**Texto fornecido:**

--

Caroba começa a tramar. Quando Euricão volta da cidade, a empregada convence o avarento de que Eudoro viria mesmo pedir dinheiro emprestado. Caroba dá uma ideia ao patrão (em troca de uma comissão): sugere que Eurico peça vinte contos primeiro (que ela planeja usar em um jantar). Em seguida, convence Benona de que Eudoro viria pedi-la em casamento. Quando o fazendeiro aparece, Benona lança-lhe um olhar provocante:

Entra EUDORO VICENTE. BENONA lança-lhe um olhar provocante e terno.
BENONA — Eudoro, meu irmão vem já. Com licença, malvado! (Sai.)
EUDORO — Que foi que houve aqui, meu Deus, para Benona me olhar assim. Que coisa esquisita!
CAROBA — Ah, e o senhor ainda não soube de nada não?
EUDORO — Não, o que foi que houve?
CAROBA — O que houve, Seu Eudoro, foi que o povo daqui está desconfiado de que o senhor veio noivar.
EUDORO — E por que estão pensando nisso?
CAROBA — O senhor mandou dizer na carta que ia roubar o tesouro de Seu Euricão e todo mundo está pensando que isso quer dizer "casar com Dona Margarida".
EUDORO — Pois estão pensando certo, Caroba. Desde que Dodó saiu de casa para estudar, estou me sentindo muito só. Simpatizei com a filha de Euricão e resolvi pedi-la, apesar da diferença de idade.

--

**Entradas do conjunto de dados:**
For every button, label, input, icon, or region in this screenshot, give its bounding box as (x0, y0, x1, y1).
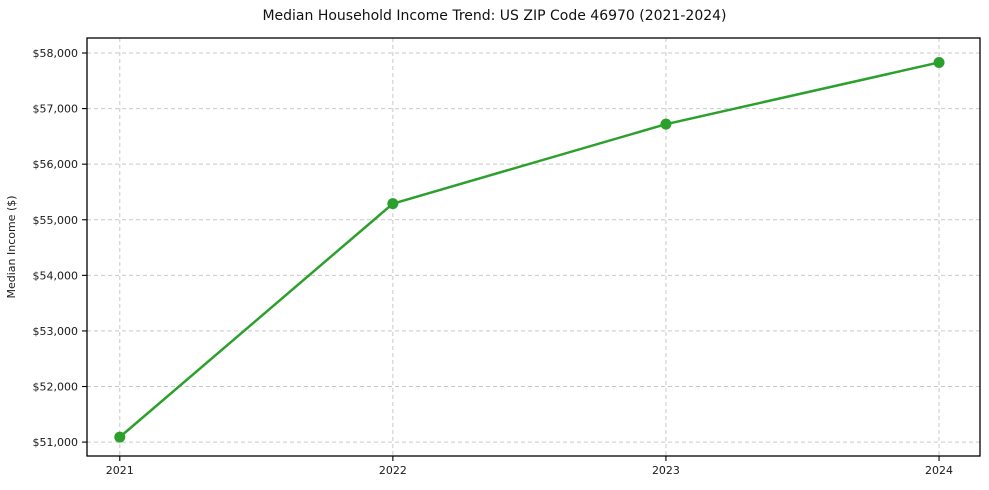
data-point (114, 431, 126, 443)
y-tick-label: $57,000 (33, 103, 79, 116)
y-tick-label: $54,000 (33, 269, 79, 282)
plot-border (86, 37, 981, 457)
data-point (660, 118, 672, 130)
data-point (387, 198, 399, 210)
y-tick-label: $53,000 (33, 325, 79, 338)
y-tick-label: $56,000 (33, 158, 79, 171)
x-tick-label: 2021 (106, 464, 134, 477)
x-tick-label: 2023 (652, 464, 680, 477)
chart-title: Median Household Income Trend: US ZIP Co… (262, 8, 727, 24)
trend-line (118, 61, 941, 439)
y-tick-label: $51,000 (33, 436, 79, 449)
y-tick-label: $58,000 (33, 47, 79, 60)
x-tick-label: 2024 (925, 464, 953, 477)
y-tick-label: $55,000 (33, 214, 79, 227)
y-tick-label: $52,000 (33, 381, 79, 394)
data-point (933, 56, 945, 68)
y-axis-label: Median Income ($) (5, 195, 18, 298)
x-tick-label: 2022 (379, 464, 407, 477)
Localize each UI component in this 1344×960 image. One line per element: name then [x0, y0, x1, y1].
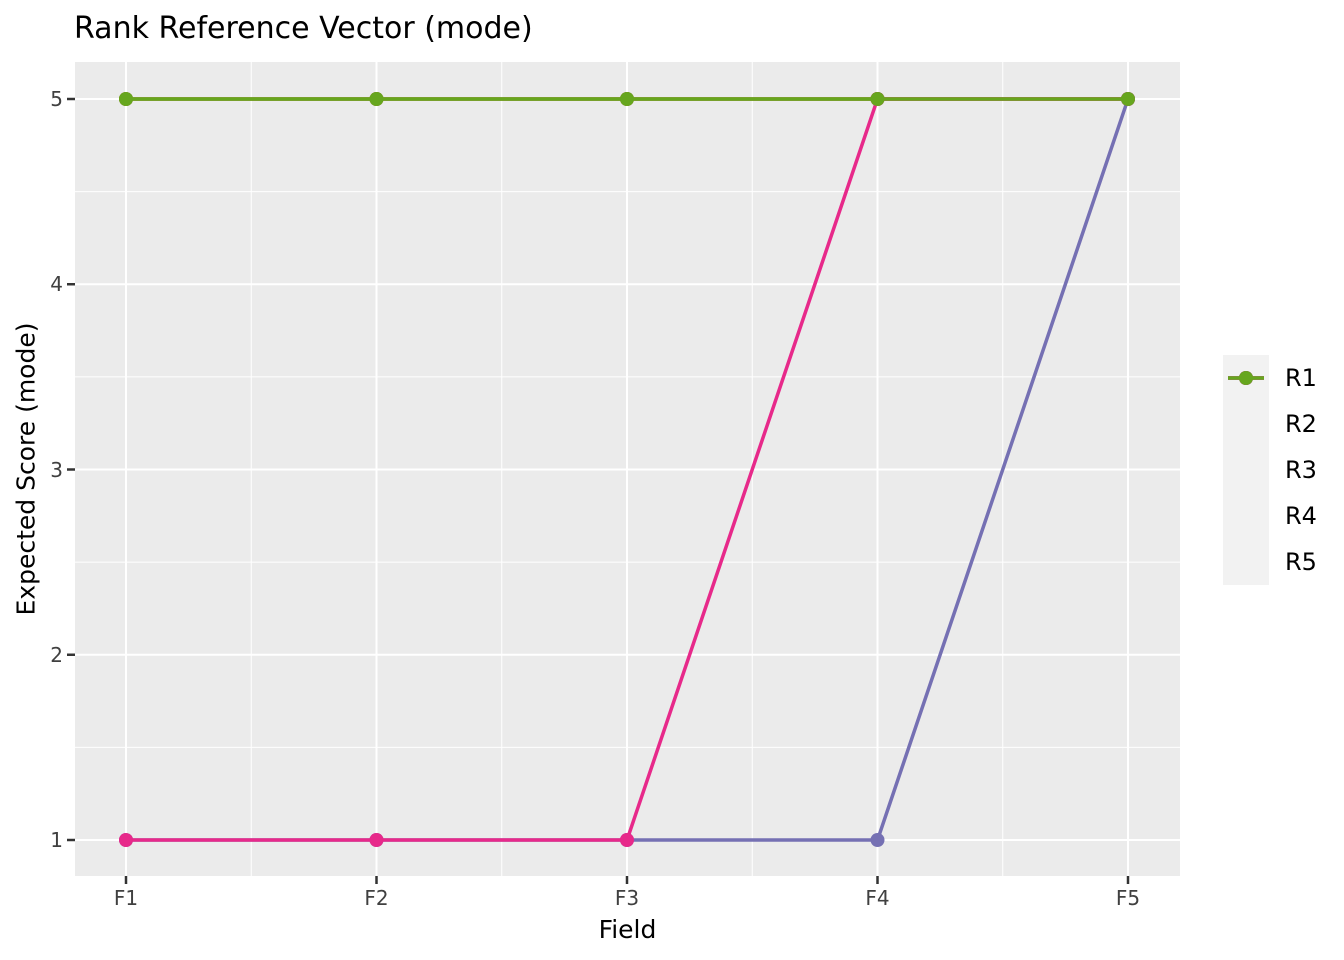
series-point-R4 — [119, 833, 133, 847]
series-point-R5 — [620, 92, 634, 106]
legend-key-icon — [1223, 371, 1269, 493]
x-tick-label-F2: F2 — [364, 886, 389, 910]
legend-label: R1 — [1285, 364, 1317, 392]
y-tick-label-5: 5 — [50, 87, 63, 111]
legend: R1 R2 R3 R4 R5 — [1223, 355, 1317, 585]
series-point-R4 — [369, 833, 384, 847]
legend-item-R5: R5 — [1223, 371, 1317, 585]
y-tick-label-1: 1 — [50, 828, 63, 852]
legend-label: R3 — [1285, 456, 1317, 484]
series-point-R4 — [620, 833, 634, 847]
legend-item-R2: R2 — [1223, 371, 1317, 447]
x-tick-label-F4: F4 — [865, 886, 890, 910]
legend-label: R4 — [1285, 502, 1317, 530]
legend-key-icon — [1223, 371, 1269, 585]
y-tick-label-4: 4 — [50, 272, 63, 297]
legend-key-icon — [1223, 371, 1269, 447]
series-point-R5 — [369, 92, 384, 106]
legend-label: R5 — [1285, 548, 1317, 576]
legend-item-R4: R4 — [1223, 371, 1317, 539]
series-point-R5 — [1121, 92, 1135, 106]
x-tick-label-F5: F5 — [1115, 886, 1141, 910]
x-axis-title: Field — [598, 915, 657, 944]
x-tick-label-F1: F1 — [113, 886, 139, 910]
y-tick-label-3: 3 — [50, 457, 63, 482]
series-point-R5 — [870, 92, 885, 106]
legend-item-R3: R3 — [1223, 371, 1317, 493]
legend-key-icon — [1223, 371, 1269, 539]
chart-title: Rank Reference Vector (mode) — [74, 11, 533, 46]
x-tick-label-F3: F3 — [614, 886, 640, 910]
legend-label: R2 — [1285, 410, 1317, 438]
series-point-R3 — [870, 833, 885, 847]
series-point-R5 — [119, 92, 133, 106]
y-tick-label-2: 2 — [50, 642, 63, 667]
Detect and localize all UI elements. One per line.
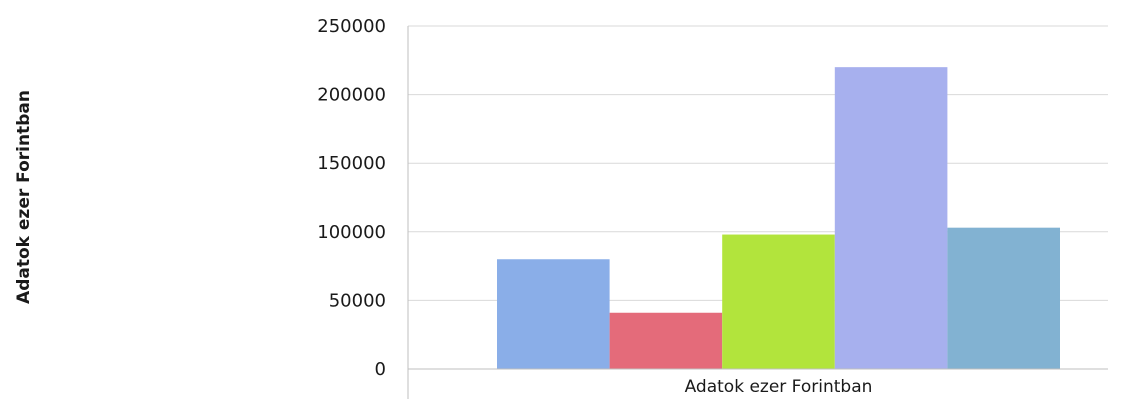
bars xyxy=(497,67,1060,369)
x-category-label: Adatok ezer Forintban xyxy=(685,377,873,397)
y-tick-label-150000: 150000 xyxy=(317,153,386,174)
y-axis-title: Adatok ezer Forintban xyxy=(14,90,34,304)
bar-series-3 xyxy=(722,234,835,369)
bar-series-2 xyxy=(609,312,723,369)
y-tick-label-200000: 200000 xyxy=(317,85,386,106)
axes xyxy=(407,26,1108,399)
labels: 0 50000 100000 150000 200000 250000 Adatok eze… xyxy=(14,16,872,397)
bar-series-4 xyxy=(834,67,948,369)
y-tick-label-250000: 250000 xyxy=(317,16,386,37)
y-tick-label-0: 0 xyxy=(375,359,386,380)
y-tick-label-100000: 100000 xyxy=(317,222,386,243)
y-tick-label-50000: 50000 xyxy=(329,290,386,311)
bar-series-1 xyxy=(497,259,610,369)
bar-series-5 xyxy=(947,227,1060,369)
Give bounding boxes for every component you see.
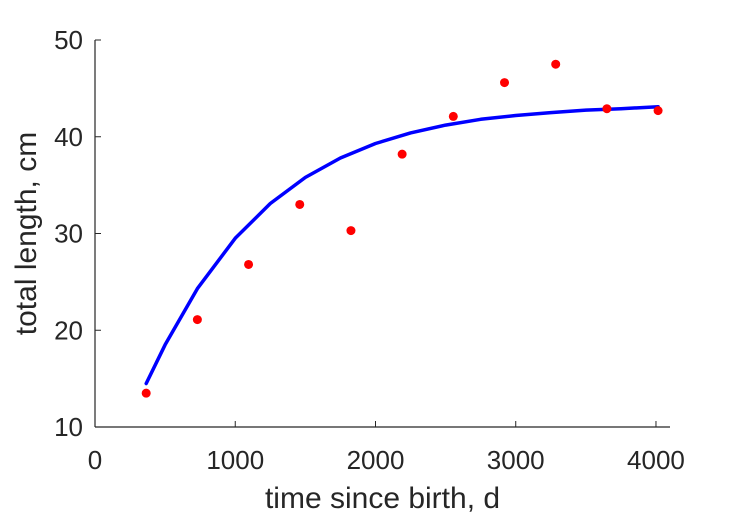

--

**Objetivo 1:** Segundo o texto, quanto dinheiro Caroba sugere que Eurico peça primeiro?
**Objetivo 2:** Copie do texto, sem alterar nada, o trecho que vai de "Entra EUDORO VICENTE." até "de nada não?", incluindo esta última parte.

**Resposta correta 1:** Vinte contos.

**Resposta correta 2:**
Entra EUDORO VICENTE. BENONA lança-lhe um olhar provocante e terno.
BENONA — Eudoro, meu irmão vem já. Com licença, malvado! (Sai.)
EUDORO — Que foi que houve aqui, meu Deus, para Benona me olhar assim. Que coisa esquisita!
CAROBA — Ah, e o senhor ainda não soube de nada não?